Set problem:
Please rewrite the items from the first line through the line holding "tag-button[interactable]: •設定 xyxy=(260,157,294,170)", inclusive, with every "category-combo" changed to "category-dropdown" and nothing else altered. Give back only those lines.
[Begin Provided data]
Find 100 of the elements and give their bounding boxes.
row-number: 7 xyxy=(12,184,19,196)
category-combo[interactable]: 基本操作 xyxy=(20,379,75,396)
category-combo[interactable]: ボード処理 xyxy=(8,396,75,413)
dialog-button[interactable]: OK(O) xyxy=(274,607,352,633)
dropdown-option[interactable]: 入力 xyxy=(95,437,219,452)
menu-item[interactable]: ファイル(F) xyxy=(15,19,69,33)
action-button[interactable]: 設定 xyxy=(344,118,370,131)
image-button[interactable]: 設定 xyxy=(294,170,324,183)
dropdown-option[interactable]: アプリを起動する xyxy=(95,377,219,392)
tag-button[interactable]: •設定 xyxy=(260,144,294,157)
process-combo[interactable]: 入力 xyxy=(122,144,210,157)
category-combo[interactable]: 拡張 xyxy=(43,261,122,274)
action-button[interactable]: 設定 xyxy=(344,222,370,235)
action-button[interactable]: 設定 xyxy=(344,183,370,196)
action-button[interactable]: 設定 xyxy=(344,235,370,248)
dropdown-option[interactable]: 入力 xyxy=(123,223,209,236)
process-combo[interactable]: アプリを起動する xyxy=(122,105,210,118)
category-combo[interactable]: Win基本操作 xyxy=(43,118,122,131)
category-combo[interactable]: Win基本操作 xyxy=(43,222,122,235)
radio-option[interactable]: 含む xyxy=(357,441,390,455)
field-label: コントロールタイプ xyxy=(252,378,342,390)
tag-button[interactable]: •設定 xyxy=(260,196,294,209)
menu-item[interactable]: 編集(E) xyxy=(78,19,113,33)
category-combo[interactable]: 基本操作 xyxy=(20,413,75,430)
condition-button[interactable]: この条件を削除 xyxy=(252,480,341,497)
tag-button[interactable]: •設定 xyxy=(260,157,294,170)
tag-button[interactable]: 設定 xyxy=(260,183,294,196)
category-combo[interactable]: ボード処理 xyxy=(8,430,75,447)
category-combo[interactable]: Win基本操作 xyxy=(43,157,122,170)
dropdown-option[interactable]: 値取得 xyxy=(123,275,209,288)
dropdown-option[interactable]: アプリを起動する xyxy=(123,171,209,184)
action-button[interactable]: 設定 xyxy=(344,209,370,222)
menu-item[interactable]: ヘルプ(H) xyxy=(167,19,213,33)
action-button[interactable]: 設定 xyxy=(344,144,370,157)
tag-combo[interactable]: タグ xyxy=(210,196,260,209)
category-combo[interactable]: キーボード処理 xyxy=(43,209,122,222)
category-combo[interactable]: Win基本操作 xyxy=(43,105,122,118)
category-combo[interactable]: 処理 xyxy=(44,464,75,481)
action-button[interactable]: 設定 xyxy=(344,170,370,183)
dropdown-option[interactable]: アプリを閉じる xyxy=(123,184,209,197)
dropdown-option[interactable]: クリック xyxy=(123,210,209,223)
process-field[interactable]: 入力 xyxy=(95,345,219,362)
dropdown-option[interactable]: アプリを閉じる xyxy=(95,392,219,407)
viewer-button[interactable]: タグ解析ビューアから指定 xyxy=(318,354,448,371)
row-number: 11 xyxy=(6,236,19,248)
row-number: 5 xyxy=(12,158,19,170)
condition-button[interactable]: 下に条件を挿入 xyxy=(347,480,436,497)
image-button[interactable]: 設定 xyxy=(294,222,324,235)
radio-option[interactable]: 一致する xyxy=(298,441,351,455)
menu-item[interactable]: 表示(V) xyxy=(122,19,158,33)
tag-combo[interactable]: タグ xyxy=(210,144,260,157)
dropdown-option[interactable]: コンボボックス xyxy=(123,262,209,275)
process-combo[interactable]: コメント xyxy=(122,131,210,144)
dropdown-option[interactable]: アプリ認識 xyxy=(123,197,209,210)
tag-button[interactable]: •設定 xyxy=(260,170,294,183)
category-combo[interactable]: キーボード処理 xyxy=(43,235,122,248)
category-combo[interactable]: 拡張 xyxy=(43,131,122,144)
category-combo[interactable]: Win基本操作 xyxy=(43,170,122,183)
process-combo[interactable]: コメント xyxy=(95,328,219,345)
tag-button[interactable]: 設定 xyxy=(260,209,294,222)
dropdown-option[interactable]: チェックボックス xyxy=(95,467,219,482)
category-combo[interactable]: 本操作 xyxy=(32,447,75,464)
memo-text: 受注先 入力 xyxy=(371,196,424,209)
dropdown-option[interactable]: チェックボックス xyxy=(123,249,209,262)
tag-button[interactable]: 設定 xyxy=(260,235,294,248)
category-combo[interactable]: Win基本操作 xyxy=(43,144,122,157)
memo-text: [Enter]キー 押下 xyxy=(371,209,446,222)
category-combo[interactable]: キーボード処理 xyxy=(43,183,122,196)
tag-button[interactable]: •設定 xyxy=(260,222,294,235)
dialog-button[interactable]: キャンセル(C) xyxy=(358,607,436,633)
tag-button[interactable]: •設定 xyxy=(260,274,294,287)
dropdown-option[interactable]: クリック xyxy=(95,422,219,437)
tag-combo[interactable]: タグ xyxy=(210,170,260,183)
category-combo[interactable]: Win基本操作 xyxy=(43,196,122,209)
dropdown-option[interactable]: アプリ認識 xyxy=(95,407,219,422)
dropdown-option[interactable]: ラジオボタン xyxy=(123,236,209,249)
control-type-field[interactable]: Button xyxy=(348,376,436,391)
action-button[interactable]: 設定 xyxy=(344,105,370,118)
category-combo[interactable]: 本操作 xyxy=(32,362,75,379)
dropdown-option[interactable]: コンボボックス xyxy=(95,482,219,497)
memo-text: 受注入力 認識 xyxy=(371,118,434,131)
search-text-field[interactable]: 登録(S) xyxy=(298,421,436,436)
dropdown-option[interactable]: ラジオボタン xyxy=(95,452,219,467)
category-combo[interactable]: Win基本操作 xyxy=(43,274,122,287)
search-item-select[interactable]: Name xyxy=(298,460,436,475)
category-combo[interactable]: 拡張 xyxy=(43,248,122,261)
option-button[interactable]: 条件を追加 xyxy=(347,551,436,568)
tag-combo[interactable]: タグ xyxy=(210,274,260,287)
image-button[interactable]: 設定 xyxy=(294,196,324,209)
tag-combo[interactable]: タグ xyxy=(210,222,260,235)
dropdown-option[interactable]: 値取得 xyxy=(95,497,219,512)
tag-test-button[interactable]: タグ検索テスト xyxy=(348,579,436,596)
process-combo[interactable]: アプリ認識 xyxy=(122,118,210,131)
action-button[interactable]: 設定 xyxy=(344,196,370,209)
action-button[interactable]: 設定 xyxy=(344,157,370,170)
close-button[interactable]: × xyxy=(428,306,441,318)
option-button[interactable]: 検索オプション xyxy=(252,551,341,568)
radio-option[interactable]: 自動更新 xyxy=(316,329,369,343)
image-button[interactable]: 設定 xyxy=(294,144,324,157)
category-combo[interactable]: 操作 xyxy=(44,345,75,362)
[End Provided data]
Reply to the task:
Find 100 of the elements and give their bounding boxes.
row-number: 7 xyxy=(12,184,19,196)
category-dropdown[interactable]: 基本操作 xyxy=(20,379,75,396)
category-dropdown[interactable]: ボード処理 xyxy=(8,396,75,413)
dialog-button[interactable]: OK(O) xyxy=(274,607,352,633)
dropdown-option[interactable]: 入力 xyxy=(95,437,219,452)
menu-item[interactable]: ファイル(F) xyxy=(15,19,69,33)
action-button[interactable]: 設定 xyxy=(344,118,370,131)
image-button[interactable]: 設定 xyxy=(294,170,324,183)
dropdown-option[interactable]: アプリを起動する xyxy=(95,377,219,392)
tag-button[interactable]: •設定 xyxy=(260,144,294,157)
process-combo[interactable]: 入力 xyxy=(122,144,210,157)
category-dropdown[interactable]: 拡張 xyxy=(43,261,122,274)
action-button[interactable]: 設定 xyxy=(344,222,370,235)
action-button[interactable]: 設定 xyxy=(344,183,370,196)
action-button[interactable]: 設定 xyxy=(344,235,370,248)
dropdown-option[interactable]: 入力 xyxy=(123,223,209,236)
process-combo[interactable]: アプリを起動する xyxy=(122,105,210,118)
category-dropdown[interactable]: Win基本操作 xyxy=(43,118,122,131)
category-dropdown[interactable]: Win基本操作 xyxy=(43,222,122,235)
radio-option[interactable]: 含む xyxy=(357,441,390,455)
field-label: コントロールタイプ xyxy=(252,378,342,390)
tag-button[interactable]: •設定 xyxy=(260,196,294,209)
menu-item[interactable]: 編集(E) xyxy=(78,19,113,33)
category-dropdown[interactable]: 基本操作 xyxy=(20,413,75,430)
condition-button[interactable]: この条件を削除 xyxy=(252,480,341,497)
tag-button[interactable]: •設定 xyxy=(260,157,294,170)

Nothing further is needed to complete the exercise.